**Stated goal**.
Transcribe the records that follow, preserving every word.

**Data rows**.
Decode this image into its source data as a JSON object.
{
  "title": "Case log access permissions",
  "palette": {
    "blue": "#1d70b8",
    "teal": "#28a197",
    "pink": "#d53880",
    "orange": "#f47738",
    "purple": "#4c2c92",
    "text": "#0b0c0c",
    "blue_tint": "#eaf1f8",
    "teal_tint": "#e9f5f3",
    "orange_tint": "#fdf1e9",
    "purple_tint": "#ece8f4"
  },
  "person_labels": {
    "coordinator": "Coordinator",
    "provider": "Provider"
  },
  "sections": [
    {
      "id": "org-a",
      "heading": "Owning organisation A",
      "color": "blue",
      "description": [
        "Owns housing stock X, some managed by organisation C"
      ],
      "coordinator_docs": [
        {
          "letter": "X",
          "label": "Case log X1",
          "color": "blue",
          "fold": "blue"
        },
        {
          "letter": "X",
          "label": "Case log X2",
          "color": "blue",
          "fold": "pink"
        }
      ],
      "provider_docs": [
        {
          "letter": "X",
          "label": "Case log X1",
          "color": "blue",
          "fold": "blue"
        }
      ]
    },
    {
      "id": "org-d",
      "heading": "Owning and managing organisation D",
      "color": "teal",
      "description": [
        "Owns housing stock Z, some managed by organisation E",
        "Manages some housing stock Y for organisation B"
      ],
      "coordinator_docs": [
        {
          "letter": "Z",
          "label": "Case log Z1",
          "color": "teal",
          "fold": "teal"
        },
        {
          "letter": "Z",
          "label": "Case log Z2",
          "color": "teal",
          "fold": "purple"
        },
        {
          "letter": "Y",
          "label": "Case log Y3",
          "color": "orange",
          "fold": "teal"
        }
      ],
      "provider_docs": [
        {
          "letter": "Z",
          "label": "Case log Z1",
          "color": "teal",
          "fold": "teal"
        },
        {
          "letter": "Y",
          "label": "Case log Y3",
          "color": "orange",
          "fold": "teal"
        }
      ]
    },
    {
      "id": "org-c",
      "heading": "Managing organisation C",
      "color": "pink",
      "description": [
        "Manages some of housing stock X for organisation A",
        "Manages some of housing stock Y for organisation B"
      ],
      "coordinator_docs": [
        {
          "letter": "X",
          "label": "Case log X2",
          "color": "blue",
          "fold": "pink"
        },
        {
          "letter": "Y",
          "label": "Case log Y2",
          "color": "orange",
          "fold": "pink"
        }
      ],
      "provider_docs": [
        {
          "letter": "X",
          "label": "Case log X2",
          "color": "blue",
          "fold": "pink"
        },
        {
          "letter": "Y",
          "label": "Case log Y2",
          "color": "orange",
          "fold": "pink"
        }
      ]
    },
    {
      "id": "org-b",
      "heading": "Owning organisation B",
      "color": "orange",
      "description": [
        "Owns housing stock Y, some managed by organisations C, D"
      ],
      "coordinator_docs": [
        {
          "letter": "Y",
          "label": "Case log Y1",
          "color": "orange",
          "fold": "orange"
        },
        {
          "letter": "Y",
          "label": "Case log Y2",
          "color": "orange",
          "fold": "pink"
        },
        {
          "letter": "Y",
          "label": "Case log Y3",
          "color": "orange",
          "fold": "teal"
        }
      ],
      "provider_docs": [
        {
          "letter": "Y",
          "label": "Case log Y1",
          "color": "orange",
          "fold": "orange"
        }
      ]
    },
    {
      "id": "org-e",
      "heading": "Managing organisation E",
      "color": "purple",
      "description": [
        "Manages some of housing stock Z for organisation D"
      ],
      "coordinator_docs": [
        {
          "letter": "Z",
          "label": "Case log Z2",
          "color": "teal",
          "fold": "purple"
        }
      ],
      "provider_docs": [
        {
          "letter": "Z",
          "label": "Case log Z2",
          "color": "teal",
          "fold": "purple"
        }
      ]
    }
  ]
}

**Complete answer**.
Decode this image into its source data as a JSON object.
{
  "title": "Case log access permissions",
  "palette": {
    "blue": "#1d70b8",
    "teal": "#28a197",
    "pink": "#d53880",
    "orange": "#f47738",
    "purple": "#4c2c92",
    "text": "#0b0c0c",
    "blue_tint": "#eaf1f8",
    "teal_tint": "#e9f5f3",
    "orange_tint": "#fdf1e9",
    "purple_tint": "#ece8f4"
  },
  "person_labels": {
    "coordinator": "Coordinator",
    "provider": "Provider"
  },
  "sections": [
    {
      "id": "org-a",
      "heading": "Owning organisation A",
      "color": "blue",
      "description": [
        "Owns housing stock X, some managed by organisation C"
      ],
      "coordinator_docs": [
        {
          "letter": "X",
          "label": "Case log X1",
          "color": "blue",
          "fold": "blue"
        },
        {
          "letter": "X",
          "label": "Case log X2",
          "color": "blue",
          "fold": "pink"
        }
      ],
      "provider_docs": [
        {
          "letter": "X",
          "label": "Case log X1",
          "color": "blue",
          "fold": "blue"
        }
      ]
    },
    {
      "id": "org-d",
      "heading": "Owning and managing organisation D",
      "color": "teal",
      "description": [
        "Owns housing stock Z, some managed by organisation E",
        "Manages some housing stock Y for organisation B"
      ],
      "coordinator_docs": [
        {
          "letter": "Z",
          "label": "Case log Z1",
          "color": "teal",
          "fold": "teal"
        },
        {
          "letter": "Z",
          "label": "Case log Z2",
          "color": "teal",
          "fold": "purple"
        },
        {
          "letter": "Y",
          "label": "Case log Y3",
          "color": "orange",
          "fold": "teal"
        }
      ],
      "provider_docs": [
        {
          "letter": "Z",
          "label": "Case log Z1",
          "color": "teal",
          "fold": "teal"
        },
        {
          "letter": "Y",
          "label": "Case log Y3",
          "color": "orange",
          "fold": "teal"
        }
      ]
    },
    {
      "id": "org-c",
      "heading": "Managing organisation C",
      "color": "pink",
      "description": [
        "Manages some of housing stock X for organisation A",
        "Manages some of housing stock Y for organisation B"
      ],
      "coordinator_docs": [
        {
          "letter": "X",
          "label": "Case log X2",
          "color": "blue",
          "fold": "pink"
        },
        {
          "letter": "Y",
          "label": "Case log Y2",
          "color": "orange",
          "fold": "pink"
        }
      ],
      "provider_docs": [
        {
          "letter": "X",
          "label": "Case log X2",
          "color": "blue",
          "fold": "pink"
        },
        {
          "letter": "Y",
          "label": "Case log Y2",
          "color": "orange",
          "fold": "pink"
        }
      ]
    },
    {
      "id": "org-b",
      "heading": "Owning organisation B",
      "color": "orange",
      "description": [
        "Owns housing stock Y, some managed by organisations C, D"
      ],
      "coordinator_docs": [
        {
          "letter": "Y",
          "label": "Case log Y1",
          "color": "orange",
          "fold": "orange"
        },
        {
          "letter": "Y",
          "label": "Case log Y2",
          "color": "orange",
          "fold": "pink"
        },
        {
          "letter": "Y",
          "label": "Case log Y3",
          "color": "orange",
          "fold": "teal"
        }
      ],
      "provider_docs": [
        {
          "letter": "Y",
          "label": "Case log Y1",
          "color": "orange",
          "fold": "orange"
        }
      ]
    },
    {
      "id": "org-e",
      "heading": "Managing organisation E",
      "color": "purple",
      "description": [
        "Manages some of housing stock Z for organisation D"
      ],
      "coordinator_docs": [
        {
          "letter": "Z",
          "label": "Case log Z2",
          "color": "teal",
          "fold": "purple"
        }
      ],
      "provider_docs": [
        {
          "letter": "Z",
          "label": "Case log Z2",
          "color": "teal",
          "fold": "purple"
        }
      ]
    }
  ]
}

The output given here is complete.